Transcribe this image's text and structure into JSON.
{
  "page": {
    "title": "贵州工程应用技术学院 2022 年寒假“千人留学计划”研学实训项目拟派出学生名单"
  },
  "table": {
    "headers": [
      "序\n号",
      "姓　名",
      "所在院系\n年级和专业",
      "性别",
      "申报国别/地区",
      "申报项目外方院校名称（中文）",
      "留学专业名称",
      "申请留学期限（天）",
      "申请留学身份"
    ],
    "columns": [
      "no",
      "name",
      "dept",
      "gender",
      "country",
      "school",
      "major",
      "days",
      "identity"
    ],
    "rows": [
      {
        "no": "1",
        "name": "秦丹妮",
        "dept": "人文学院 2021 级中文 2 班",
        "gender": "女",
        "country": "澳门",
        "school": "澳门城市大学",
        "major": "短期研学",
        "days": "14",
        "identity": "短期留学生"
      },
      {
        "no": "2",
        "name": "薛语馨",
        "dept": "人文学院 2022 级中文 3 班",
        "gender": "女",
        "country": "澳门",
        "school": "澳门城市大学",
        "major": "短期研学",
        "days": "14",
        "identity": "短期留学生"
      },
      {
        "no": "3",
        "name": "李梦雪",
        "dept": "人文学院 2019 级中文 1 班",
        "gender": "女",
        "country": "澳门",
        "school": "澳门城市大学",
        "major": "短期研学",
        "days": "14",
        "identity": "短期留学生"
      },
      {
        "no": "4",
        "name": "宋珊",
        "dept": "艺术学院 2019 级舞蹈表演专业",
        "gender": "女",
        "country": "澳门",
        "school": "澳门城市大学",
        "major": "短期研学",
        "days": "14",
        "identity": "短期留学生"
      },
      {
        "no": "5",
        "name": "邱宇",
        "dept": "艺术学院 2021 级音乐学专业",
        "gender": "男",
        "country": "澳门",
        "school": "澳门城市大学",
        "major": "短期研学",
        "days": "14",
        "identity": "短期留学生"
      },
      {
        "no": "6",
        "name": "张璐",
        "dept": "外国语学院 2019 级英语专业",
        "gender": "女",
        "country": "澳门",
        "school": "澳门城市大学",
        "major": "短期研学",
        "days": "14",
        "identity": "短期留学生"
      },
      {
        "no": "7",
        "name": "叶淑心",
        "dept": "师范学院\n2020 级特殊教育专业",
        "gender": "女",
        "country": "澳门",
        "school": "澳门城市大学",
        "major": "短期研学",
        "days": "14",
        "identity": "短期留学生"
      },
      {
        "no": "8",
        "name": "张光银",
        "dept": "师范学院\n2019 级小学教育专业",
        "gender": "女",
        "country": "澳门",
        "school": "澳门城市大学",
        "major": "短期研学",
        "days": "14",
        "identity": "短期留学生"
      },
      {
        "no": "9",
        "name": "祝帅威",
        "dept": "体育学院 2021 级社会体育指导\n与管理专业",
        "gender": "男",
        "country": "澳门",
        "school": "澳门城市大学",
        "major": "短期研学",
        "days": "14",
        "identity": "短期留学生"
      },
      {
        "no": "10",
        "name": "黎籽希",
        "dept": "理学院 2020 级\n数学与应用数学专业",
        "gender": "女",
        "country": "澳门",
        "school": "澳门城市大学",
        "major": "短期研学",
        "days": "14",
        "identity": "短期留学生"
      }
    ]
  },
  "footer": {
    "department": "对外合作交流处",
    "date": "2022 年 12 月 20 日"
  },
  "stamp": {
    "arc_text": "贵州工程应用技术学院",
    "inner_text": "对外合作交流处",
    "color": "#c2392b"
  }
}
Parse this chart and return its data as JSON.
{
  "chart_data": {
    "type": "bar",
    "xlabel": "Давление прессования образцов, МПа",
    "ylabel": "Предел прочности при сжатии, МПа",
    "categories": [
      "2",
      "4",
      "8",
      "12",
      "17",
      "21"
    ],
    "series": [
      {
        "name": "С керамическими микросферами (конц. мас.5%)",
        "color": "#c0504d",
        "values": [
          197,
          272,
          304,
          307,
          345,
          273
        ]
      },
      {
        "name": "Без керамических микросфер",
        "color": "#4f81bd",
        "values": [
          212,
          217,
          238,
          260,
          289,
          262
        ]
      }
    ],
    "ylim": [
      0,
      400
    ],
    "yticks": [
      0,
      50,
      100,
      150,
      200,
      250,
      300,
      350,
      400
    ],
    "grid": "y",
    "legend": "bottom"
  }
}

### What you have to do
Your task is to write out the lines from the one with "Parse this chart and return its data as JSON." through the end of the records, exactly and with nothing added.

### Output of the task
Parse this chart and return its data as JSON.
{
  "chart_data": {
    "type": "bar",
    "xlabel": "Давление прессования образцов, МПа",
    "ylabel": "Предел прочности при сжатии, МПа",
    "categories": [
      "2",
      "4",
      "8",
      "12",
      "17",
      "21"
    ],
    "series": [
      {
        "name": "С керамическими микросферами (конц. мас.5%)",
        "color": "#c0504d",
        "values": [
          197,
          272,
          304,
          307,
          345,
          273
        ]
      },
      {
        "name": "Без керамических микросфер",
        "color": "#4f81bd",
        "values": [
          212,
          217,
          238,
          260,
          289,
          262
        ]
      }
    ],
    "ylim": [
      0,
      400
    ],
    "yticks": [
      0,
      50,
      100,
      150,
      200,
      250,
      300,
      350,
      400
    ],
    "grid": "y",
    "legend": "bottom"
  }
}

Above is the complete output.